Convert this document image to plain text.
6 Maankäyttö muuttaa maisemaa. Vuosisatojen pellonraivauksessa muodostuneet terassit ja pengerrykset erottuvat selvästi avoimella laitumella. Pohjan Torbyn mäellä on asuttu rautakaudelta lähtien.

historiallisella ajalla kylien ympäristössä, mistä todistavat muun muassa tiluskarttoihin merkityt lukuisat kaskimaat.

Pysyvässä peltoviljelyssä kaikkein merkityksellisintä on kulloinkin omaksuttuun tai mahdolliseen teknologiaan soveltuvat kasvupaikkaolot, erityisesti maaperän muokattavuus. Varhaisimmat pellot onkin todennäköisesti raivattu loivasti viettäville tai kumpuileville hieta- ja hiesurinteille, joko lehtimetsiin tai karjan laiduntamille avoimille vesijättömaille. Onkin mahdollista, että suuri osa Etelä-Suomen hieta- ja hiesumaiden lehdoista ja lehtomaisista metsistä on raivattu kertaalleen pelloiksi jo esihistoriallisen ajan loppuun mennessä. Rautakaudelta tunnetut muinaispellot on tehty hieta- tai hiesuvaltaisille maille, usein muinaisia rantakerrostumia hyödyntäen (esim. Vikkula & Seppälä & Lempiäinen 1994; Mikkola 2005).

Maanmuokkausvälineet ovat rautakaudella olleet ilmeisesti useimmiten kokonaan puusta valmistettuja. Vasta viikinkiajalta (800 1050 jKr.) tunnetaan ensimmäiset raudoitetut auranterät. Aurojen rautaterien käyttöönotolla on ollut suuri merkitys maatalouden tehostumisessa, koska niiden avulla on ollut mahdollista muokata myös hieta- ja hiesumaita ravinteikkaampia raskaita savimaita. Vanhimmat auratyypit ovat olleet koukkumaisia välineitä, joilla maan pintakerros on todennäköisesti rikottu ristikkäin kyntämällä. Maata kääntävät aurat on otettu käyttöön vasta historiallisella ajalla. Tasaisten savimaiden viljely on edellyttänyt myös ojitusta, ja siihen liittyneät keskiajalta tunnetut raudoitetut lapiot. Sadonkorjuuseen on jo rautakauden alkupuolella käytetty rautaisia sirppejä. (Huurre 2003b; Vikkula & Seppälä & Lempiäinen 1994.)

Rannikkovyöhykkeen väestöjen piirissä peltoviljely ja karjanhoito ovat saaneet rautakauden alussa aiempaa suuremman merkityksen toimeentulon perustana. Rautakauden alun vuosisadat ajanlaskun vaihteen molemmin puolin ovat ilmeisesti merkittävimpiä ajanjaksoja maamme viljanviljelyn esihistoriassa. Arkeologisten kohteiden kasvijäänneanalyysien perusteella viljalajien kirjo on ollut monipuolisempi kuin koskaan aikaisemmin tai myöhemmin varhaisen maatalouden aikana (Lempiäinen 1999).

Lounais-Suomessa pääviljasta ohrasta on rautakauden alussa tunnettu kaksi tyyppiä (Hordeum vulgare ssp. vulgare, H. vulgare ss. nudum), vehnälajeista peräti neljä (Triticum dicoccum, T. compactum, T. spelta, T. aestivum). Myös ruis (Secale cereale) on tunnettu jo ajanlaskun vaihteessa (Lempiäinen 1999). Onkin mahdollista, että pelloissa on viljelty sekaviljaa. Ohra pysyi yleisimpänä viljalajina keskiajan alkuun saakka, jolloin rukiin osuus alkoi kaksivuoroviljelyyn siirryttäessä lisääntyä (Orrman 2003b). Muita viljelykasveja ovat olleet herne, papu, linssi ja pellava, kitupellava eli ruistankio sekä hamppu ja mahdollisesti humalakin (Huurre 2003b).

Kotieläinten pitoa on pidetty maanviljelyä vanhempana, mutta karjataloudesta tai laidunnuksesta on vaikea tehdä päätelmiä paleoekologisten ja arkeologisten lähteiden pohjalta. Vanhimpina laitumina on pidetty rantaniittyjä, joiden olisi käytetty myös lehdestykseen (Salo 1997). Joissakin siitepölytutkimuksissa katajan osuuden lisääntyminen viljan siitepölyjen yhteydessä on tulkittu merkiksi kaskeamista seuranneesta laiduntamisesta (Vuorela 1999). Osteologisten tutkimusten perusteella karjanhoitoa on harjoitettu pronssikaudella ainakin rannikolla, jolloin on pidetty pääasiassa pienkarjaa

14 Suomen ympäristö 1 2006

_ _ _ _ _

Working from the material above, retype it in its entirety without change.

Convert this document image to plain text.
6 Maankäyttö muuttaa maisemaa. Vuosisatojen pellonraivauksessa muodostuneet terassit ja pengerrykset erottuvat selvästi avoimella laitumella. Pohjan Torbyn mäellä on asuttu rautakaudelta lähtien.

historiallisella ajalla kylien ympäristössä, mistä todistavat muun muassa tiluskarttoihin merkityt lukuisat kaskimaat.

Pysyvässä peltoviljelyssä kaikkein merkityksellisintä on kulloinkin omaksuttuun tai mahdolliseen teknologiaan soveltuvat kasvupaikkaolot, erityisesti maaperän muokattavuus. Varhaisimmat pellot onkin todennäköisesti raivattu loivasti viettäville tai kumpuileville hieta- ja hiesurinteille, joko lehtimetsiin tai karjan laiduntamille avoimille vesijättömaille. Onkin mahdollista, että suuri osa Etelä-Suomen hieta- ja hiesumaiden lehdoista ja lehtomaisista metsistä on raivattu kertaalleen pelloiksi jo esihistoriallisen ajan loppuun mennessä. Rautakaudelta tunnetut muinaispellot on tehty hieta- tai hiesuvaltaisille maille, usein muinaisia rantakerrostumia hyödyntäen (esim. Vikkula & Seppälä & Lempiäinen 1994; Mikkola 2005).

Maanmuokkausvälineet ovat rautakaudella olleet ilmeisesti useimmiten kokonaan puusta valmistettuja. Vasta viikinkiajalta (800 1050 jKr.) tunnetaan ensimmäiset raudoitetut auranterät. Aurojen rautaterien käyttöönotolla on ollut suuri merkitys maatalouden tehostumisessa, koska niiden avulla on ollut mahdollista muokata myös hieta- ja hiesumaita ravinteikkaampia raskaita savimaita. Vanhimmat auratyypit ovat olleet koukkumaisia välineitä, joilla maan pintakerros on todennäköisesti rikottu ristikkäin kyntämällä. Maata kääntävät aurat on otettu käyttöön vasta historiallisella ajalla. Tasaisten savimaiden viljely on edellyttänyt myös ojitusta, ja siihen liittyneät keskiajalta tunnetut raudoitetut lapiot. Sadonkorjuuseen on jo rautakauden alkupuolella käytetty rautaisia sirppejä. (Huurre 2003b; Vikkula & Seppälä & Lempiäinen 1994.)

Rannikkovyöhykkeen väestöjen piirissä peltoviljely ja karjanhoito ovat saaneet rautakauden alussa aiempaa suuremman merkityksen toimeentulon perustana. Rautakauden alun vuosisadat ajanlaskun vaihteen molemmin puolin ovat ilmeisesti merkittävimpiä ajanjaksoja maamme viljanviljelyn esihistoriassa. Arkeologisten kohteiden kasvijäänneanalyysien perusteella viljalajien kirjo on ollut monipuolisempi kuin koskaan aikaisemmin tai myöhemmin varhaisen maatalouden aikana (Lempiäinen 1999).

Lounais-Suomessa pääviljasta ohrasta on rautakauden alussa tunnettu kaksi tyyppiä (Hordeum vulgare ssp. vulgare, H. vulgare ss. nudum), vehnälajeista peräti neljä (Triticum dicoccum, T. compactum, T. spelta, T. aestivum). Myös ruis (Secale cereale) on tunnettu jo ajanlaskun vaihteessa (Lempiäinen 1999). Onkin mahdollista, että pelloissa on viljelty sekaviljaa. Ohra pysyi yleisimpänä viljalajina keskiajan alkuun saakka, jolloin rukiin osuus alkoi kaksivuoroviljelyyn siirryttäessä lisääntyä (Orrman 2003b). Muita viljelykasveja ovat olleet herne, papu, linssi ja pellava, kitupellava eli ruistankio sekä hamppu ja mahdollisesti humalakin (Huurre 2003b).

Kotieläinten pitoa on pidetty maanviljelyä vanhempana, mutta karjataloudesta tai laidunnuksesta on vaikea tehdä päätelmiä paleoekologisten ja arkeologisten lähteiden pohjalta. Vanhimpina laitumina on pidetty rantaniittyjä, joiden olisi käytetty myös lehdestykseen (Salo 1997). Joissakin siitepölytutkimuksissa katajan osuuden lisääntyminen viljan siitepölyjen yhteydessä on tulkittu merkiksi kaskeamista seuranneesta laiduntamisesta (Vuorela 1999). Osteologisten tutkimusten perusteella karjanhoitoa on harjoitettu pronssikaudella ainakin rannikolla, jolloin on pidetty pääasiassa pienkarjaa

14 Suomen ympäristö 1 2006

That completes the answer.